_Exercise aim_.
The exercise asks for every line of the data to be reproduced exactly.

===== Material for the task

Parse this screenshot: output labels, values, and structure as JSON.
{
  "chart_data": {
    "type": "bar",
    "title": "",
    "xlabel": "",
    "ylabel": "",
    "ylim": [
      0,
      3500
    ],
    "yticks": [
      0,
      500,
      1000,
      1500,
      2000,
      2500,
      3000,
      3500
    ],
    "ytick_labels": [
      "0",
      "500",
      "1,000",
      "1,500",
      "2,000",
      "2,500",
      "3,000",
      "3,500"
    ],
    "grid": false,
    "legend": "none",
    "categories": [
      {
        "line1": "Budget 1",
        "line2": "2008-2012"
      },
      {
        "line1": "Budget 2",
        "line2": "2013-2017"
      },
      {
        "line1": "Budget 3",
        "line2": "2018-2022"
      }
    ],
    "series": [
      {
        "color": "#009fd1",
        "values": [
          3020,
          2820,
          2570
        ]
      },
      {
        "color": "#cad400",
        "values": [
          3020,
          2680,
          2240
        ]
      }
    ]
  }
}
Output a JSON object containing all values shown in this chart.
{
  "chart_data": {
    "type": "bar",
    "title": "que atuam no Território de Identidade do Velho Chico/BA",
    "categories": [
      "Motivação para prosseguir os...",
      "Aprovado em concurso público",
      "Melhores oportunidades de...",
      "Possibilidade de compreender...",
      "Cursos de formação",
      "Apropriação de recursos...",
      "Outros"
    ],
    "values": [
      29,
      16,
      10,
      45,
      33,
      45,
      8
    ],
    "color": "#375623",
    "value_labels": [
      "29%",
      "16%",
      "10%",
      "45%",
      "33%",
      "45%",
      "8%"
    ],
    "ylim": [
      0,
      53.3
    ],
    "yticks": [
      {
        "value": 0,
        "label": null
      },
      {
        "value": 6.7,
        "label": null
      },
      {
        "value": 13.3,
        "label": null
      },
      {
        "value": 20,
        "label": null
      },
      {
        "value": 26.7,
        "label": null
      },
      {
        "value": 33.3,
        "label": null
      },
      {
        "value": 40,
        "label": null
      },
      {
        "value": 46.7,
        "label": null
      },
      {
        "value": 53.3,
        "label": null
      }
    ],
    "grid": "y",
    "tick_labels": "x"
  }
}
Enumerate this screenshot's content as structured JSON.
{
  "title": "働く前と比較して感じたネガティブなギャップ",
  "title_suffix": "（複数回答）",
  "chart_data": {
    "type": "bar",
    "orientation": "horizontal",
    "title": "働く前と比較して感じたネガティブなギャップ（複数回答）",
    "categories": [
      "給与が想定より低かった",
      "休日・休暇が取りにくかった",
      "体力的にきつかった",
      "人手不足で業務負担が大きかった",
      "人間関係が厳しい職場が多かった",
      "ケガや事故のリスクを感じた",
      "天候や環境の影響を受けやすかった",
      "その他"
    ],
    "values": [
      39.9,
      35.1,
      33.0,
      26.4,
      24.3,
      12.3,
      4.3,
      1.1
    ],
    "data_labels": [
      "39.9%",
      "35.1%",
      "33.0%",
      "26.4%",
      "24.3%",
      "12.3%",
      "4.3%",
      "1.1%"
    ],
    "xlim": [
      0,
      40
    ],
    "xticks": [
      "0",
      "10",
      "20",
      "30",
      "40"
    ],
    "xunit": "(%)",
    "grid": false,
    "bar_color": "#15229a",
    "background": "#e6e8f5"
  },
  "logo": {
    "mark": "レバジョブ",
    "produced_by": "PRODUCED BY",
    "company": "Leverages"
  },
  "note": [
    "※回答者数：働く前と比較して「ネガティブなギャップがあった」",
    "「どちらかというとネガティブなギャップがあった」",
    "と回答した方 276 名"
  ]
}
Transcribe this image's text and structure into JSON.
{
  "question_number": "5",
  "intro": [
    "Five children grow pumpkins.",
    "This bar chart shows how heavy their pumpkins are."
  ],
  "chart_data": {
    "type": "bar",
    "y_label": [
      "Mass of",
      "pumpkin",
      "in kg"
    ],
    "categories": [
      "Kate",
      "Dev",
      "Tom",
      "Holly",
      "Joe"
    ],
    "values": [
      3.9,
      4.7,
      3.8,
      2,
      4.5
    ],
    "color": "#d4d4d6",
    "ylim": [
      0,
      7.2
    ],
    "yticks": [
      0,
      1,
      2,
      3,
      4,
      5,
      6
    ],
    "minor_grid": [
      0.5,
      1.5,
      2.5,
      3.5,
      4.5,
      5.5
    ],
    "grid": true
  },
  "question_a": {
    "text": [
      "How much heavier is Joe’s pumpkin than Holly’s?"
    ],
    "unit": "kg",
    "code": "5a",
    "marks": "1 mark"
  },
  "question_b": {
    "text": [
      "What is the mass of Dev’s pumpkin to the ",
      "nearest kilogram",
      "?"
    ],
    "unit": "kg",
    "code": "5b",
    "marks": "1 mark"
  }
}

==========

_Solved problem_.
Parse this screenshot: output labels, values, and structure as JSON.
{
  "chart_data": {
    "type": "bar",
    "title": "",
    "xlabel": "",
    "ylabel": "",
    "ylim": [
      0,
      3500
    ],
    "yticks": [
      0,
      500,
      1000,
      1500,
      2000,
      2500,
      3000,
      3500
    ],
    "ytick_labels": [
      "0",
      "500",
      "1,000",
      "1,500",
      "2,000",
      "2,500",
      "3,000",
      "3,500"
    ],
    "grid": false,
    "legend": "none",
    "categories": [
      {
        "line1": "Budget 1",
        "line2": "2008-2012"
      },
      {
        "line1": "Budget 2",
        "line2": "2013-2017"
      },
      {
        "line1": "Budget 3",
        "line2": "2018-2022"
      }
    ],
    "series": [
      {
        "color": "#009fd1",
        "values": [
          3020,
          2820,
          2570
        ]
      },
      {
        "color": "#cad400",
        "values": [
          3020,
          2680,
          2240
        ]
      }
    ]
  }
}
Output a JSON object containing all values shown in this chart.
{
  "chart_data": {
    "type": "bar",
    "title": "que atuam no Território de Identidade do Velho Chico/BA",
    "categories": [
      "Motivação para prosseguir os...",
      "Aprovado em concurso público",
      "Melhores oportunidades de...",
      "Possibilidade de compreender...",
      "Cursos de formação",
      "Apropriação de recursos...",
      "Outros"
    ],
    "values": [
      29,
      16,
      10,
      45,
      33,
      45,
      8
    ],
    "color": "#375623",
    "value_labels": [
      "29%",
      "16%",
      "10%",
      "45%",
      "33%",
      "45%",
      "8%"
    ],
    "ylim": [
      0,
      53.3
    ],
    "yticks": [
      {
        "value": 0,
        "label": null
      },
      {
        "value": 6.7,
        "label": null
      },
      {
        "value": 13.3,
        "label": null
      },
      {
        "value": 20,
        "label": null
      },
      {
        "value": 26.7,
        "label": null
      },
      {
        "value": 33.3,
        "label": null
      },
      {
        "value": 40,
        "label": null
      },
      {
        "value": 46.7,
        "label": null
      },
      {
        "value": 53.3,
        "label": null
      }
    ],
    "grid": "y",
    "tick_labels": "x"
  }
}
Enumerate this screenshot's content as structured JSON.
{
  "title": "働く前と比較して感じたネガティブなギャップ",
  "title_suffix": "（複数回答）",
  "chart_data": {
    "type": "bar",
    "orientation": "horizontal",
    "title": "働く前と比較して感じたネガティブなギャップ（複数回答）",
    "categories": [
      "給与が想定より低かった",
      "休日・休暇が取りにくかった",
      "体力的にきつかった",
      "人手不足で業務負担が大きかった",
      "人間関係が厳しい職場が多かった",
      "ケガや事故のリスクを感じた",
      "天候や環境の影響を受けやすかった",
      "その他"
    ],
    "values": [
      39.9,
      35.1,
      33.0,
      26.4,
      24.3,
      12.3,
      4.3,
      1.1
    ],
    "data_labels": [
      "39.9%",
      "35.1%",
      "33.0%",
      "26.4%",
      "24.3%",
      "12.3%",
      "4.3%",
      "1.1%"
    ],
    "xlim": [
      0,
      40
    ],
    "xticks": [
      "0",
      "10",
      "20",
      "30",
      "40"
    ],
    "xunit": "(%)",
    "grid": false,
    "bar_color": "#15229a",
    "background": "#e6e8f5"
  },
  "logo": {
    "mark": "レバジョブ",
    "produced_by": "PRODUCED BY",
    "company": "Leverages"
  },
  "note": [
    "※回答者数：働く前と比較して「ネガティブなギャップがあった」",
    "「どちらかというとネガティブなギャップがあった」",
    "と回答した方 276 名"
  ]
}
Transcribe this image's text and structure into JSON.
{
  "question_number": "5",
  "intro": [
    "Five children grow pumpkins.",
    "This bar chart shows how heavy their pumpkins are."
  ],
  "chart_data": {
    "type": "bar",
    "y_label": [
      "Mass of",
      "pumpkin",
      "in kg"
    ],
    "categories": [
      "Kate",
      "Dev",
      "Tom",
      "Holly",
      "Joe"
    ],
    "values": [
      3.9,
      4.7,
      3.8,
      2,
      4.5
    ],
    "color": "#d4d4d6",
    "ylim": [
      0,
      7.2
    ],
    "yticks": [
      0,
      1,
      2,
      3,
      4,
      5,
      6
    ],
    "minor_grid": [
      0.5,
      1.5,
      2.5,
      3.5,
      4.5,
      5.5
    ],
    "grid": true
  },
  "question_a": {
    "text": [
      "How much heavier is Joe’s pumpkin than Holly’s?"
    ],
    "unit": "kg",
    "code": "5a",
    "marks": "1 mark"
  },
  "question_b": {
    "text": [
      "What is the mass of Dev’s pumpkin to the ",
      "nearest kilogram",
      "?"
    ],
    "unit": "kg",
    "code": "5b",
    "marks": "1 mark"
  }
}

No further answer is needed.